→ Directions
Repeat all entries exactly.

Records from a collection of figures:
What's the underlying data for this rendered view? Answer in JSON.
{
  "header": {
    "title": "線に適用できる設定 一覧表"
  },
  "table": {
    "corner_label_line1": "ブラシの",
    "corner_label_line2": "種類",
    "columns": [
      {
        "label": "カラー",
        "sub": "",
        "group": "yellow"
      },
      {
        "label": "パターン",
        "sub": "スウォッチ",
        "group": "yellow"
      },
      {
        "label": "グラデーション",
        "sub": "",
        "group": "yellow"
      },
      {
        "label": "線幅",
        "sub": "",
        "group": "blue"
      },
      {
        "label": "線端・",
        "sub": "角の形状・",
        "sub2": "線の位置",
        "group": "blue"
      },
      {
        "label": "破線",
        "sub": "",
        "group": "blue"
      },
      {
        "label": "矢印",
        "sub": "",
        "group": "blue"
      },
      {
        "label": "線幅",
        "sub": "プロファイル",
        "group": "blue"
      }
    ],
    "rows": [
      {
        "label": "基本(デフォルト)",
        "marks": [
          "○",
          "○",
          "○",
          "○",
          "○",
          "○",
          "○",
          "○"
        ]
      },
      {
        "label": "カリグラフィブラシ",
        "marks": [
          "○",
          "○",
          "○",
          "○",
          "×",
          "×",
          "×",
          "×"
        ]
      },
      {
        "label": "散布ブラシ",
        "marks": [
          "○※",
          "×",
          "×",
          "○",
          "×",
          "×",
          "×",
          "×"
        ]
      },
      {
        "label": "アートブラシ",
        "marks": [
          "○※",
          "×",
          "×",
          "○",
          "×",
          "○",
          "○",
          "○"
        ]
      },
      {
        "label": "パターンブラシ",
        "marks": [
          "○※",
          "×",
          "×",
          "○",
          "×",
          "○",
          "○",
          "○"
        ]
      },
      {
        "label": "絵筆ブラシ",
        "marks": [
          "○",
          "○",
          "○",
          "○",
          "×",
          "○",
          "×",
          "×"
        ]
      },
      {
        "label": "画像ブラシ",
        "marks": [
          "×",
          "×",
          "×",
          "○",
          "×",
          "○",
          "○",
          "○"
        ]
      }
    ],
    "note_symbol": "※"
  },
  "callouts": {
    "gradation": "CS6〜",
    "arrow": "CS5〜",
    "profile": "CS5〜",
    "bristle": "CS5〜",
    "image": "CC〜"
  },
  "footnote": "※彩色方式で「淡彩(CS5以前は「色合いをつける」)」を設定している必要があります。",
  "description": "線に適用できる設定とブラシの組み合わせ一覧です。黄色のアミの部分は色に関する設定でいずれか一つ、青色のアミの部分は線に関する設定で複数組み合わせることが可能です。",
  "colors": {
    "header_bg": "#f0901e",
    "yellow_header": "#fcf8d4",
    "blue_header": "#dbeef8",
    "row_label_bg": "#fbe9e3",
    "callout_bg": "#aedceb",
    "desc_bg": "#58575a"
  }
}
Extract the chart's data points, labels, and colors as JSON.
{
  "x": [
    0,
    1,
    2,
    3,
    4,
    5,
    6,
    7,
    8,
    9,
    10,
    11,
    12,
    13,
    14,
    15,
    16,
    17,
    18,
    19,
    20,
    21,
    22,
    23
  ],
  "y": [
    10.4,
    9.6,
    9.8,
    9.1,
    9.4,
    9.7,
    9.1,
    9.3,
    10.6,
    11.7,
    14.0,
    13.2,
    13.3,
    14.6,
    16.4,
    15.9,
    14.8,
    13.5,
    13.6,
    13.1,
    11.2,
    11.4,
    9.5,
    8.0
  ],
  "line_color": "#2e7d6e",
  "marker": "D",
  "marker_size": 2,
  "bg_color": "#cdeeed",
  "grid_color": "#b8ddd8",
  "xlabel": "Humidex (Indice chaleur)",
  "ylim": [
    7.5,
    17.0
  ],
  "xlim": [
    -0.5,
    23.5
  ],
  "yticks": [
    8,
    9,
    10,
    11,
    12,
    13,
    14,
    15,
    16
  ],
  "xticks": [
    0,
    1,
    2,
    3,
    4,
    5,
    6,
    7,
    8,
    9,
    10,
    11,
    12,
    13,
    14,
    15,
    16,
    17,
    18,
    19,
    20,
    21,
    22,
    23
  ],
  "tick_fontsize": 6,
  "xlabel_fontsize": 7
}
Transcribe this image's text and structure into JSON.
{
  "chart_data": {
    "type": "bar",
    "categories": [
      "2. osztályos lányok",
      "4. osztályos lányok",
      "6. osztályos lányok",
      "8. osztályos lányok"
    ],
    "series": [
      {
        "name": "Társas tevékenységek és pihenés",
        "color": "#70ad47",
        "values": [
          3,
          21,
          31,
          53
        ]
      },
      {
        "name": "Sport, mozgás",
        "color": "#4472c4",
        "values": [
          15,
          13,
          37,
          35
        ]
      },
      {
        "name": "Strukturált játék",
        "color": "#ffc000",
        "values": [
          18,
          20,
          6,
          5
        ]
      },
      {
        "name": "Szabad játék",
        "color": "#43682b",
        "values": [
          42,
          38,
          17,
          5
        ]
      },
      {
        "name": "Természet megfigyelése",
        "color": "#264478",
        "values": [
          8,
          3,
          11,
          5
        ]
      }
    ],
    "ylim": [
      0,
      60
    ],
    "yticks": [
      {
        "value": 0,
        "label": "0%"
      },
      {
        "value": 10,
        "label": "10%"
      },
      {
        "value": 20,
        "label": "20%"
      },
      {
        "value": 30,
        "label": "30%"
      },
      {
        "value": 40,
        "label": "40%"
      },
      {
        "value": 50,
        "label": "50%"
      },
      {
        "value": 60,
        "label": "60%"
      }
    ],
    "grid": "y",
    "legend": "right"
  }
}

→ Reply to the task
What's the underlying data for this rendered view? Answer in JSON.
{
  "header": {
    "title": "線に適用できる設定 一覧表"
  },
  "table": {
    "corner_label_line1": "ブラシの",
    "corner_label_line2": "種類",
    "columns": [
      {
        "label": "カラー",
        "sub": "",
        "group": "yellow"
      },
      {
        "label": "パターン",
        "sub": "スウォッチ",
        "group": "yellow"
      },
      {
        "label": "グラデーション",
        "sub": "",
        "group": "yellow"
      },
      {
        "label": "線幅",
        "sub": "",
        "group": "blue"
      },
      {
        "label": "線端・",
        "sub": "角の形状・",
        "sub2": "線の位置",
        "group": "blue"
      },
      {
        "label": "破線",
        "sub": "",
        "group": "blue"
      },
      {
        "label": "矢印",
        "sub": "",
        "group": "blue"
      },
      {
        "label": "線幅",
        "sub": "プロファイル",
        "group": "blue"
      }
    ],
    "rows": [
      {
        "label": "基本(デフォルト)",
        "marks": [
          "○",
          "○",
          "○",
          "○",
          "○",
          "○",
          "○",
          "○"
        ]
      },
      {
        "label": "カリグラフィブラシ",
        "marks": [
          "○",
          "○",
          "○",
          "○",
          "×",
          "×",
          "×",
          "×"
        ]
      },
      {
        "label": "散布ブラシ",
        "marks": [
          "○※",
          "×",
          "×",
          "○",
          "×",
          "×",
          "×",
          "×"
        ]
      },
      {
        "label": "アートブラシ",
        "marks": [
          "○※",
          "×",
          "×",
          "○",
          "×",
          "○",
          "○",
          "○"
        ]
      },
      {
        "label": "パターンブラシ",
        "marks": [
          "○※",
          "×",
          "×",
          "○",
          "×",
          "○",
          "○",
          "○"
        ]
      },
      {
        "label": "絵筆ブラシ",
        "marks": [
          "○",
          "○",
          "○",
          "○",
          "×",
          "○",
          "×",
          "×"
        ]
      },
      {
        "label": "画像ブラシ",
        "marks": [
          "×",
          "×",
          "×",
          "○",
          "×",
          "○",
          "○",
          "○"
        ]
      }
    ],
    "note_symbol": "※"
  },
  "callouts": {
    "gradation": "CS6〜",
    "arrow": "CS5〜",
    "profile": "CS5〜",
    "bristle": "CS5〜",
    "image": "CC〜"
  },
  "footnote": "※彩色方式で「淡彩(CS5以前は「色合いをつける」)」を設定している必要があります。",
  "description": "線に適用できる設定とブラシの組み合わせ一覧です。黄色のアミの部分は色に関する設定でいずれか一つ、青色のアミの部分は線に関する設定で複数組み合わせることが可能です。",
  "colors": {
    "header_bg": "#f0901e",
    "yellow_header": "#fcf8d4",
    "blue_header": "#dbeef8",
    "row_label_bg": "#fbe9e3",
    "callout_bg": "#aedceb",
    "desc_bg": "#58575a"
  }
}
Extract the chart's data points, labels, and colors as JSON.
{
  "x": [
    0,
    1,
    2,
    3,
    4,
    5,
    6,
    7,
    8,
    9,
    10,
    11,
    12,
    13,
    14,
    15,
    16,
    17,
    18,
    19,
    20,
    21,
    22,
    23
  ],
  "y": [
    10.4,
    9.6,
    9.8,
    9.1,
    9.4,
    9.7,
    9.1,
    9.3,
    10.6,
    11.7,
    14.0,
    13.2,
    13.3,
    14.6,
    16.4,
    15.9,
    14.8,
    13.5,
    13.6,
    13.1,
    11.2,
    11.4,
    9.5,
    8.0
  ],
  "line_color": "#2e7d6e",
  "marker": "D",
  "marker_size": 2,
  "bg_color": "#cdeeed",
  "grid_color": "#b8ddd8",
  "xlabel": "Humidex (Indice chaleur)",
  "ylim": [
    7.5,
    17.0
  ],
  "xlim": [
    -0.5,
    23.5
  ],
  "yticks": [
    8,
    9,
    10,
    11,
    12,
    13,
    14,
    15,
    16
  ],
  "xticks": [
    0,
    1,
    2,
    3,
    4,
    5,
    6,
    7,
    8,
    9,
    10,
    11,
    12,
    13,
    14,
    15,
    16,
    17,
    18,
    19,
    20,
    21,
    22,
    23
  ],
  "tick_fontsize": 6,
  "xlabel_fontsize": 7
}
Transcribe this image's text and structure into JSON.
{
  "chart_data": {
    "type": "bar",
    "categories": [
      "2. osztályos lányok",
      "4. osztályos lányok",
      "6. osztályos lányok",
      "8. osztályos lányok"
    ],
    "series": [
      {
        "name": "Társas tevékenységek és pihenés",
        "color": "#70ad47",
        "values": [
          3,
          21,
          31,
          53
        ]
      },
      {
        "name": "Sport, mozgás",
        "color": "#4472c4",
        "values": [
          15,
          13,
          37,
          35
        ]
      },
      {
        "name": "Strukturált játék",
        "color": "#ffc000",
        "values": [
          18,
          20,
          6,
          5
        ]
      },
      {
        "name": "Szabad játék",
        "color": "#43682b",
        "values": [
          42,
          38,
          17,
          5
        ]
      },
      {
        "name": "Természet megfigyelése",
        "color": "#264478",
        "values": [
          8,
          3,
          11,
          5
        ]
      }
    ],
    "ylim": [
      0,
      60
    ],
    "yticks": [
      {
        "value": 0,
        "label": "0%"
      },
      {
        "value": 10,
        "label": "10%"
      },
      {
        "value": 20,
        "label": "20%"
      },
      {
        "value": 30,
        "label": "30%"
      },
      {
        "value": 40,
        "label": "40%"
      },
      {
        "value": 50,
        "label": "50%"
      },
      {
        "value": 60,
        "label": "60%"
      }
    ],
    "grid": "y",
    "legend": "right"
  }
}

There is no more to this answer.